Written exercise
Output each entry verbatim and exclude every picture from it.

Material supplied
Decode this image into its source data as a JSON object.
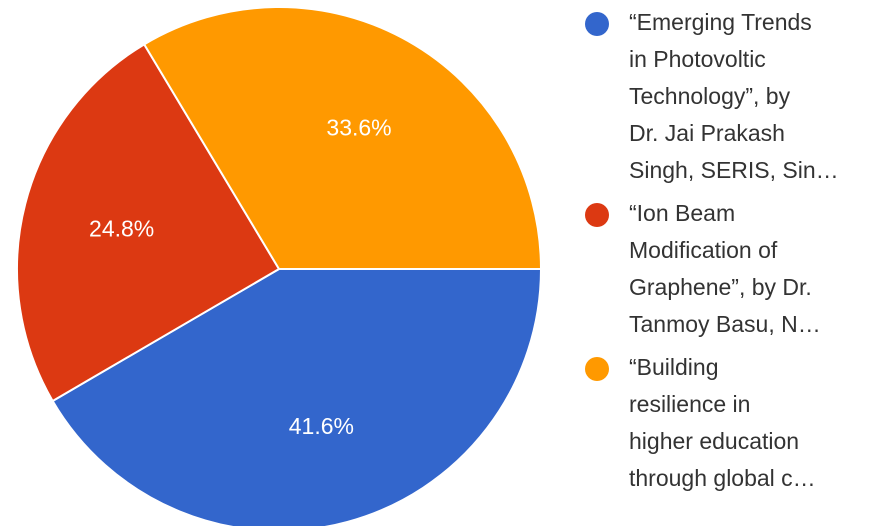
{
  "chart_data": {
    "type": "pie",
    "slices": [
      {
        "label": "“Emerging Trends in Photovoltic Technology”, by Dr. Jai Prakash Singh, SERIS, Sin…",
        "legend_lines": "“Emerging Trends\nin Photovoltic\nTechnology”, by\nDr. Jai Prakash\nSingh, SERIS, Sin…",
        "value": 41.6,
        "value_label": "41.6%",
        "color": "#3366cc"
      },
      {
        "label": "“Ion Beam Modification of Graphene”, by Dr. Tanmoy Basu, N…",
        "legend_lines": "“Ion Beam\nModification of\nGraphene”, by Dr.\nTanmoy Basu, N…",
        "value": 24.8,
        "value_label": "24.8%",
        "color": "#dc3912"
      },
      {
        "label": "“Building resilience in higher education through global c…",
        "legend_lines": "“Building\nresilience in\nhigher education\nthrough global c…",
        "value": 33.6,
        "value_label": "33.6%",
        "color": "#ff9900"
      }
    ],
    "legend_position": "right"
  }
}
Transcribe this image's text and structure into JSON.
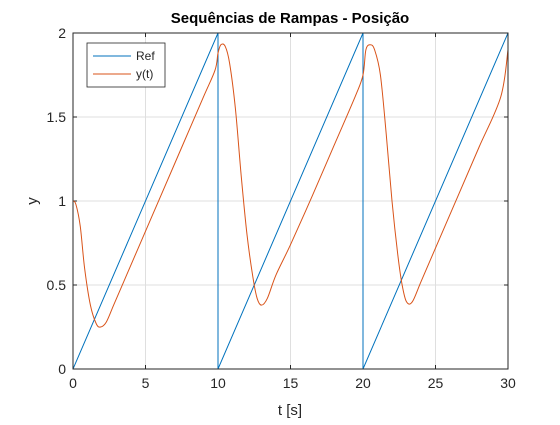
{
  "chart_data": {
    "type": "line",
    "title": "Sequências de Rampas - Posição",
    "xlabel": "t [s]",
    "ylabel": "y",
    "xlim": [
      0,
      30
    ],
    "ylim": [
      0,
      2
    ],
    "xticks": [
      0,
      5,
      10,
      15,
      20,
      25,
      30
    ],
    "xtick_labels": [
      "0",
      "5",
      "10",
      "15",
      "20",
      "25",
      "30"
    ],
    "yticks": [
      0,
      0.5,
      1,
      1.5,
      2
    ],
    "ytick_labels": [
      "0",
      "0.5",
      "1",
      "1.5",
      "2"
    ],
    "grid": true,
    "legend_position": "top-left",
    "series": [
      {
        "name": "Ref",
        "color": "#0072bd",
        "x": [
          0,
          10,
          10,
          20,
          20,
          30,
          30
        ],
        "y": [
          0,
          2,
          0,
          2,
          0,
          2,
          0
        ]
      },
      {
        "name": "y(t)",
        "color": "#d95319",
        "x": [
          0,
          0.2,
          0.5,
          0.8,
          1.2,
          1.6,
          1.9,
          2.3,
          2.8,
          3.5,
          4.5,
          6,
          7.5,
          9,
          9.8,
          10.0,
          10.2,
          10.5,
          10.8,
          11.2,
          11.6,
          12.0,
          12.4,
          12.7,
          13.0,
          13.4,
          14.0,
          15,
          16.5,
          18,
          19.5,
          20.0,
          20.2,
          20.5,
          20.8,
          21.2,
          21.6,
          22.0,
          22.4,
          22.7,
          23.0,
          23.4,
          24.0,
          25,
          26.5,
          28,
          29.5,
          30
        ],
        "y": [
          1.0,
          0.98,
          0.85,
          0.6,
          0.38,
          0.27,
          0.25,
          0.28,
          0.38,
          0.52,
          0.72,
          1.02,
          1.32,
          1.62,
          1.78,
          1.88,
          1.93,
          1.92,
          1.82,
          1.55,
          1.15,
          0.8,
          0.55,
          0.42,
          0.38,
          0.42,
          0.56,
          0.74,
          1.03,
          1.33,
          1.63,
          1.75,
          1.9,
          1.93,
          1.9,
          1.75,
          1.4,
          1.0,
          0.68,
          0.5,
          0.4,
          0.4,
          0.52,
          0.72,
          1.02,
          1.32,
          1.62,
          1.9
        ]
      }
    ]
  }
}
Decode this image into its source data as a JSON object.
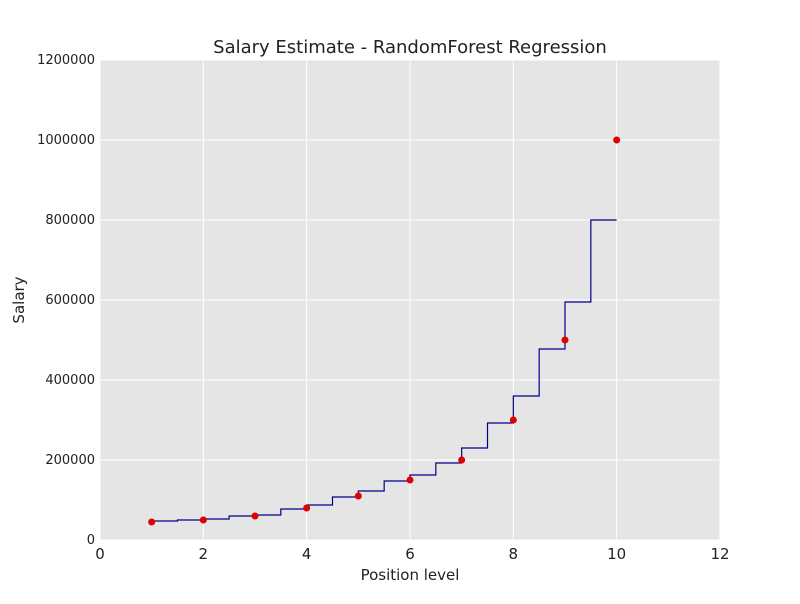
{
  "chart_data": {
    "type": "scatter",
    "title": "Salary Estimate - RandomForest Regression",
    "xlabel": "Position level",
    "ylabel": "Salary",
    "xlim": [
      0,
      12
    ],
    "xticks": [
      0,
      2,
      4,
      6,
      8,
      10,
      12
    ],
    "ylim": [
      0,
      1200000
    ],
    "yticks": [
      0,
      200000,
      400000,
      600000,
      800000,
      1000000,
      1200000
    ],
    "grid": true,
    "background": "#e5e5e5",
    "points": {
      "color": "#e00000",
      "x": [
        1,
        2,
        3,
        4,
        5,
        6,
        7,
        8,
        9,
        10
      ],
      "values": [
        45000,
        50000,
        60000,
        80000,
        110000,
        150000,
        200000,
        300000,
        500000,
        1000000
      ]
    },
    "step_line": {
      "color": "#00008b",
      "step": "post",
      "x": [
        1,
        1.5,
        2,
        2.5,
        3,
        3.5,
        4,
        4.5,
        5,
        5.5,
        6,
        6.5,
        7,
        7.5,
        8,
        8.5,
        9,
        9.5,
        10
      ],
      "values": [
        47500,
        50000,
        52500,
        60000,
        62500,
        77500,
        87500,
        107500,
        122500,
        147500,
        162500,
        192500,
        230000,
        292500,
        360000,
        477500,
        595000,
        800000,
        800000
      ]
    }
  }
}
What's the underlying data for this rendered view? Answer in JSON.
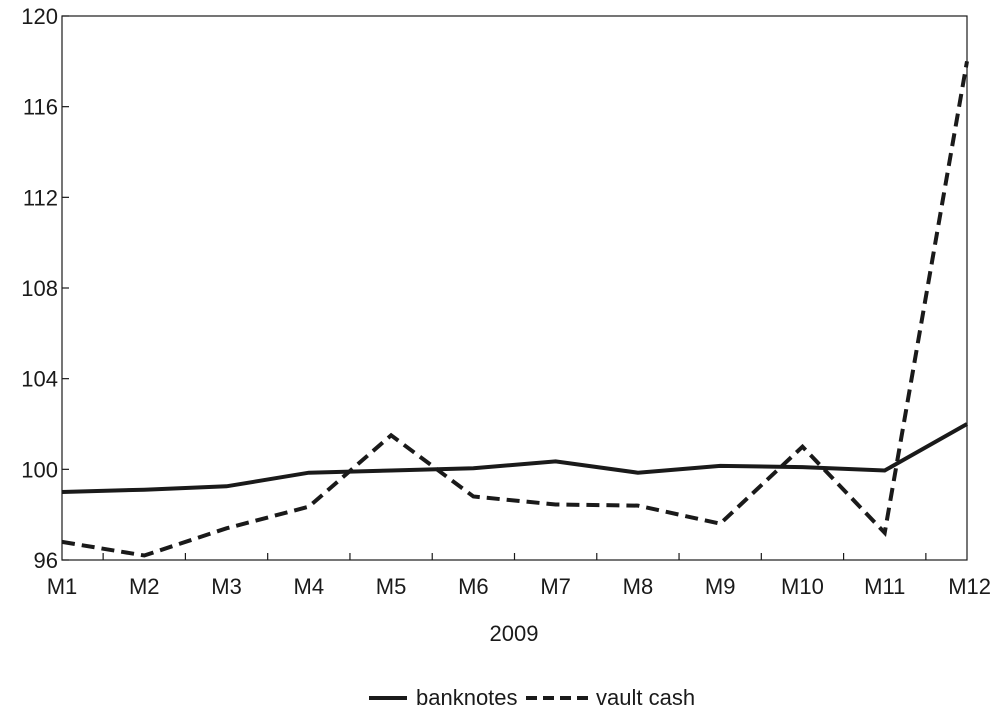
{
  "chart_data": {
    "type": "line",
    "title": "",
    "xlabel": "2009",
    "ylabel": "",
    "categories": [
      "M1",
      "M2",
      "M3",
      "M4",
      "M5",
      "M6",
      "M7",
      "M8",
      "M9",
      "M10",
      "M11",
      "M12"
    ],
    "ylim": [
      96,
      120
    ],
    "yticks": [
      96,
      100,
      104,
      108,
      112,
      116,
      120
    ],
    "grid": false,
    "legend_position": "bottom-center",
    "series": [
      {
        "name": "banknotes",
        "style": "solid",
        "color": "#1a1a1a",
        "values": [
          99.0,
          99.1,
          99.25,
          99.85,
          99.95,
          100.05,
          100.35,
          99.85,
          100.15,
          100.1,
          99.95,
          102.0
        ]
      },
      {
        "name": "vault cash",
        "style": "dashed",
        "color": "#1a1a1a",
        "values": [
          96.8,
          96.2,
          97.4,
          98.35,
          101.5,
          98.8,
          98.45,
          98.4,
          97.6,
          101.0,
          97.2,
          118.0
        ]
      }
    ]
  }
}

The completed task
Decode this image into its source data as a JSON object.
{
  "chart_data": {
    "type": "pie",
    "slices": [
      {
        "label": "“Emerging Trends in Photovoltic Technology”, by Dr. Jai Prakash Singh, SERIS, Sin…",
        "legend_lines": "“Emerging Trends\nin Photovoltic\nTechnology”, by\nDr. Jai Prakash\nSingh, SERIS, Sin…",
        "value": 41.6,
        "value_label": "41.6%",
        "color": "#3366cc"
      },
      {
        "label": "“Ion Beam Modification of Graphene”, by Dr. Tanmoy Basu, N…",
        "legend_lines": "“Ion Beam\nModification of\nGraphene”, by Dr.\nTanmoy Basu, N…",
        "value": 24.8,
        "value_label": "24.8%",
        "color": "#dc3912"
      },
      {
        "label": "“Building resilience in higher education through global c…",
        "legend_lines": "“Building\nresilience in\nhigher education\nthrough global c…",
        "value": 33.6,
        "value_label": "33.6%",
        "color": "#ff9900"
      }
    ],
    "legend_position": "right"
  }
}
Transcribe this image's text and structure into JSON.
{
  "chart_data": {
    "type": "line",
    "title": "Sequências de Rampas - Posição",
    "xlabel": "t [s]",
    "ylabel": "y",
    "xlim": [
      0,
      30
    ],
    "ylim": [
      0,
      2
    ],
    "xticks": [
      0,
      5,
      10,
      15,
      20,
      25,
      30
    ],
    "xtick_labels": [
      "0",
      "5",
      "10",
      "15",
      "20",
      "25",
      "30"
    ],
    "yticks": [
      0,
      0.5,
      1,
      1.5,
      2
    ],
    "ytick_labels": [
      "0",
      "0.5",
      "1",
      "1.5",
      "2"
    ],
    "grid": true,
    "legend_position": "top-left",
    "series": [
      {
        "name": "Ref",
        "color": "#0072bd",
        "x": [
          0,
          10,
          10,
          20,
          20,
          30,
          30
        ],
        "y": [
          0,
          2,
          0,
          2,
          0,
          2,
          0
        ]
      },
      {
        "name": "y(t)",
        "color": "#d95319",
        "x": [
          0,
          0.2,
          0.5,
          0.8,
          1.2,
          1.6,
          1.9,
          2.3,
          2.8,
          3.5,
          4.5,
          6,
          7.5,
          9,
          9.8,
          10.0,
          10.2,
          10.5,
          10.8,
          11.2,
          11.6,
          12.0,
          12.4,
          12.7,
          13.0,
          13.4,
          14.0,
          15,
          16.5,
          18,
          19.5,
          20.0,
          20.2,
          20.5,
          20.8,
          21.2,
          21.6,
          22.0,
          22.4,
          22.7,
          23.0,
          23.4,
          24.0,
          25,
          26.5,
          28,
          29.5,
          30
        ],
        "y": [
          1.0,
          0.98,
          0.85,
          0.6,
          0.38,
          0.27,
          0.25,
          0.28,
          0.38,
          0.52,
          0.72,
          1.02,
          1.32,
          1.62,
          1.78,
          1.88,
          1.93,
          1.92,
          1.82,
          1.55,
          1.15,
          0.8,
          0.55,
          0.42,
          0.38,
          0.42,
          0.56,
          0.74,
          1.03,
          1.33,
          1.63,
          1.75,
          1.9,
          1.93,
          1.9,
          1.75,
          1.4,
          1.0,
          0.68,
          0.5,
          0.4,
          0.4,
          0.52,
          0.72,
          1.02,
          1.32,
          1.62,
          1.9
        ]
      }
    ]
  }
}
Decode this image into its source data as a JSON object.
{
  "chart_data": {
    "type": "scatter",
    "title": "Salary Estimate - RandomForest Regression",
    "xlabel": "Position level",
    "ylabel": "Salary",
    "xlim": [
      0,
      12
    ],
    "xticks": [
      0,
      2,
      4,
      6,
      8,
      10,
      12
    ],
    "ylim": [
      0,
      1200000
    ],
    "yticks": [
      0,
      200000,
      400000,
      600000,
      800000,
      1000000,
      1200000
    ],
    "grid": true,
    "background": "#e5e5e5",
    "points": {
      "color": "#e00000",
      "x": [
        1,
        2,
        3,
        4,
        5,
        6,
        7,
        8,
        9,
        10
      ],
      "values": [
        45000,
        50000,
        60000,
        80000,
        110000,
        150000,
        200000,
        300000,
        500000,
        1000000
      ]
    },
    "step_line": {
      "color": "#00008b",
      "step": "post",
      "x": [
        1,
        1.5,
        2,
        2.5,
        3,
        3.5,
        4,
        4.5,
        5,
        5.5,
        6,
        6.5,
        7,
        7.5,
        8,
        8.5,
        9,
        9.5,
        10
      ],
      "values": [
        47500,
        50000,
        52500,
        60000,
        62500,
        77500,
        87500,
        107500,
        122500,
        147500,
        162500,
        192500,
        230000,
        292500,
        360000,
        477500,
        595000,
        800000,
        800000
      ]
    }
  }
}
What's the underlying data for this rendered view? Answer in JSON.
{
  "chart_data": {
    "type": "line",
    "title": "",
    "xlabel": "2009",
    "ylabel": "",
    "categories": [
      "M1",
      "M2",
      "M3",
      "M4",
      "M5",
      "M6",
      "M7",
      "M8",
      "M9",
      "M10",
      "M11",
      "M12"
    ],
    "ylim": [
      96,
      120
    ],
    "yticks": [
      96,
      100,
      104,
      108,
      112,
      116,
      120
    ],
    "grid": false,
    "legend_position": "bottom-center",
    "series": [
      {
        "name": "banknotes",
        "style": "solid",
        "color": "#1a1a1a",
        "values": [
          99.0,
          99.1,
          99.25,
          99.85,
          99.95,
          100.05,
          100.35,
          99.85,
          100.15,
          100.1,
          99.95,
          102.0
        ]
      },
      {
        "name": "vault cash",
        "style": "dashed",
        "color": "#1a1a1a",
        "values": [
          96.8,
          96.2,
          97.4,
          98.35,
          101.5,
          98.8,
          98.45,
          98.4,
          97.6,
          101.0,
          97.2,
          118.0
        ]
      }
    ]
  }
}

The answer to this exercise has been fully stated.